■ **Aim**
Identify each line holding the string "Szkoła" and copy it.

■ **Stored rows**
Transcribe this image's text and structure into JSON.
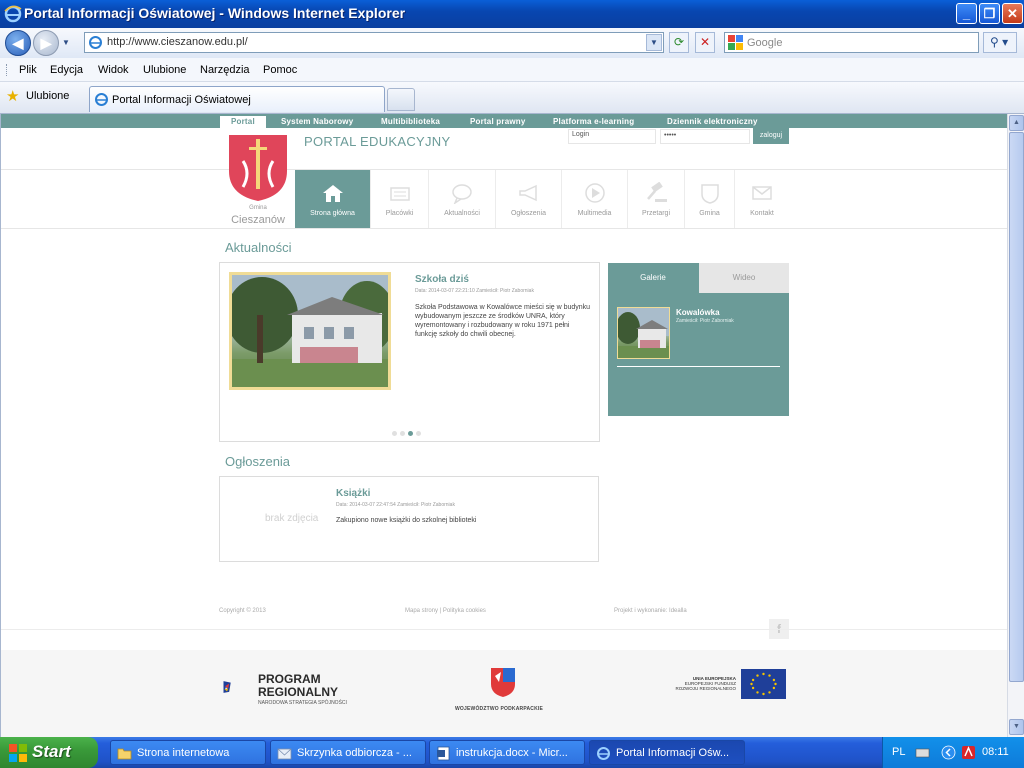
{
  "window": {
    "title": "Portal Informacji Oświatowej - Windows Internet Explorer"
  },
  "browser": {
    "url": "http://www.cieszanow.edu.pl/",
    "search_placeholder": "Google",
    "menu": [
      "Plik",
      "Edycja",
      "Widok",
      "Ulubione",
      "Narzędzia",
      "Pomoc"
    ],
    "favorites_label": "Ulubione",
    "tab_title": "Portal Informacji Oświatowej"
  },
  "site": {
    "top_links": [
      "Portal",
      "System Naborowy",
      "Multibiblioteka",
      "Portal prawny",
      "Platforma e-learning",
      "Dziennik elektroniczny"
    ],
    "gmina_small": "Gmina",
    "gmina_name": "Cieszanów",
    "portal_title": "PORTAL EDUKACYJNY",
    "login_placeholder": "Login",
    "password_mask": "•••••",
    "login_button": "zaloguj",
    "nav": [
      "Strona główna",
      "Placówki",
      "Aktualności",
      "Ogłoszenia",
      "Multimedia",
      "Przetargi",
      "Gmina",
      "Kontakt"
    ],
    "news": {
      "section_title": "Aktualności",
      "title": "Szkoła dziś",
      "meta": "Data: 2014-03-07 22:21:10 Zamieścił: Piotr Zaborniak",
      "text": "Szkoła Podstawowa w Kowalówce mieści się w budynku wybudowanym jeszcze ze środków UNRA, który wyremontowany i rozbudowany w roku 1971 pełni funkcję szkoły do chwili obecnej."
    },
    "gallery": {
      "tab1": "Galerie",
      "tab2": "Wideo",
      "item_title": "Kowalówka",
      "item_meta": "Zamieścił: Piotr Zaborniak"
    },
    "notices": {
      "section_title": "Ogłoszenia",
      "no_photo": "brak zdjęcia",
      "title": "Książki",
      "meta": "Data: 2014-03-07 22:47:54 Zamieścił: Piotr Zaborniak",
      "text": "Zakupiono nowe książki do szkolnej biblioteki"
    },
    "footer": {
      "copyright": "Copyright © 2013",
      "sitemap": "Mapa strony | Polityka cookies",
      "project": "Projekt i wykonanie: Idealla",
      "facebook": "f"
    },
    "logos": {
      "program1": "PROGRAM",
      "program2": "REGIONALNY",
      "program3": "NARODOWA STRATEGIA SPÓJNOŚCI",
      "wojewodztwo": "WOJEWÓDZTWO PODKARPACKIE",
      "ue1": "UNIA EUROPEJSKA",
      "ue2": "EUROPEJSKI FUNDUSZ",
      "ue3": "ROZWOJU REGIONALNEGO"
    }
  },
  "taskbar": {
    "start": "Start",
    "items": [
      "Strona internetowa",
      "Skrzynka odbiorcza - ...",
      "instrukcja.docx - Micr...",
      "Portal Informacji Ośw..."
    ],
    "lang": "PL",
    "time": "08:11"
  },
  "colors": {
    "accent": "#6b9b98",
    "xp_blue": "#245edb",
    "start_green": "#3a9a3a"
  }
}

■ **Written solution**
      "title": "Szkoła dziś",
      "text": "Szkoła Podstawowa w Kowalówce mieści się w budynku wybudowanym jeszcze ze środków UNRA, który wyremontowany i rozbudowany w roku 1971 pełni funkcję szkoły do chwili obecnej."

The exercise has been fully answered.